Source —
* * * * *
I find it interesting how web publishing so clearly mirrors print publishing. Perhaps not the advertising model — that’s still in flux in both camps — but the user model. Newspaper editors are concerned with two types of stories: the ones that the readers want to read, and the ones that the readers need to read.

Then I think about my local newspaper. There’s the police log, the fire log, the public notices, the school lunch menus — all the stuff I want, available when I want to find it. I already know it’s there. It’s referenced in the page index of the paper, so I know right where to flip. It’s always in the same font, the same size, easily recognizable. It’s easy for the user, who anticipates its existence, to locate it when she wants to.

But then there’s the stuff we need to know, but don’t know to look for. That’s the stuff on the front page, the news well, the feature well — the stuff we don’t even know to ask about, because we don’t know what we don’t know. The editors have a handle on the content. They know what they’ve got, and we readers entrust them to judge the important items, and stick them where we can’t help but see them. We need to know, even if we didn’t ask (because we didn’t know to ask, so didn’t come awanting).

As web publishers, we show our users what we think they need to read — someone has to do the information architecture, make decisions about what goes where, and frame the user’s first impression. We also need to provide users with what they want to read; we are rightly inclined to include search functionality, site maps, and other navigational aids to expose content at the user’s behest.

What drives the need? For a local paper, perhaps good citizenship. For a trade pub, something important to our careers or our businesses. For a web project…whatever you, as the content wrangler, decide to be the most important. (If you make a glaringly wrong decision — well, either you didn’t have enough information, or you’re in the wrong line of work.)
* * * * *
Instructions —
1. According to the piece on web and print publishing, which two types of stories concern newspaper editors?
2. Write a continuation of the piece on web and print publishing, picking up after its last sentence.
The material that comes after this text isn't needed for anything here.

Raw data —
* * * * *
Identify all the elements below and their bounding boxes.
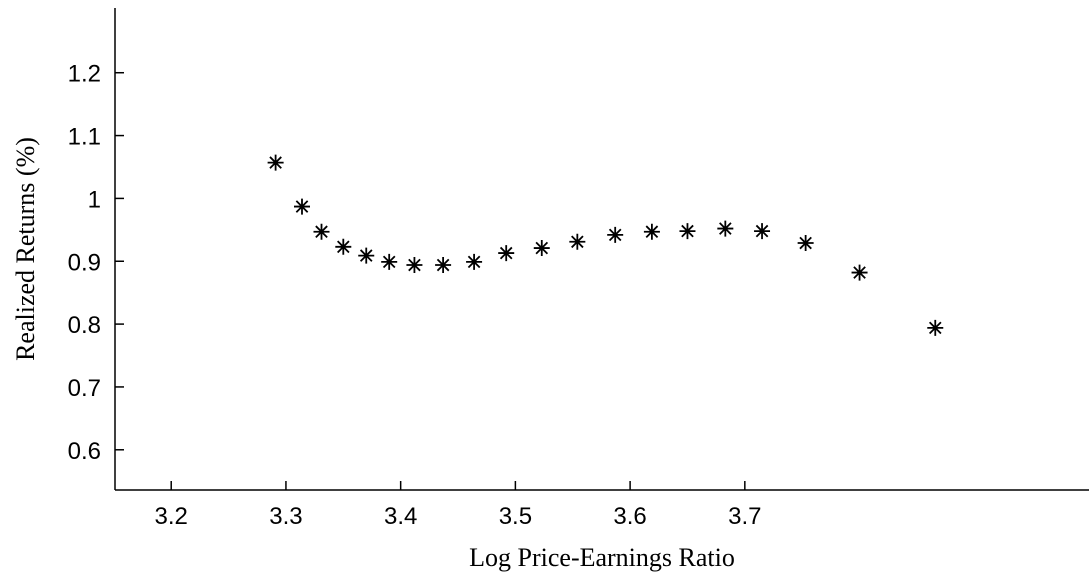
* * * * *
Results for the exercise —
1. The stories readers want to read and the ones readers need to read.

2.
Experience in conventional publishing is a boon for anyone who’s a web developer, because although the media is somewhat different, the users are the same, and they’re looking for the same stuff. As a consumer, I don’t care if I’m reading the school committee meeting minutes on a screen or on a page. I’m the same person, looking for the same information.

As web developers, it’s our job to make sure our users can get what they need as easily and intuitively as possible. User interfaces should be developed by people who know how to develop user interfaces (e.g. editors and art directors), not database developers who have no such experience. But too often, the UI follows the backend. (Here’s a fun real-world example. Well, fun, as in, horrifying.) A clock asymptotically approaches useless if you can’t figure out how to set it — I can more easily look at my watch than dig the manual out of the glove box and profess some mysterious incantation over the trip odometer — something that I’ll not remember six months later when I need to reset the clock. Make it easy, or I’m not going to be able to get what I want or what I need.

People forget. We’re busy. And I feel rather disrespected when something that could have been made so obvious is not. As a web developer, I’m in the service of my users. It’s my job to give them what they need, to give them what they want, and facilitate their getting it. I feel pretty maternal towards my users. I wish more content owners did.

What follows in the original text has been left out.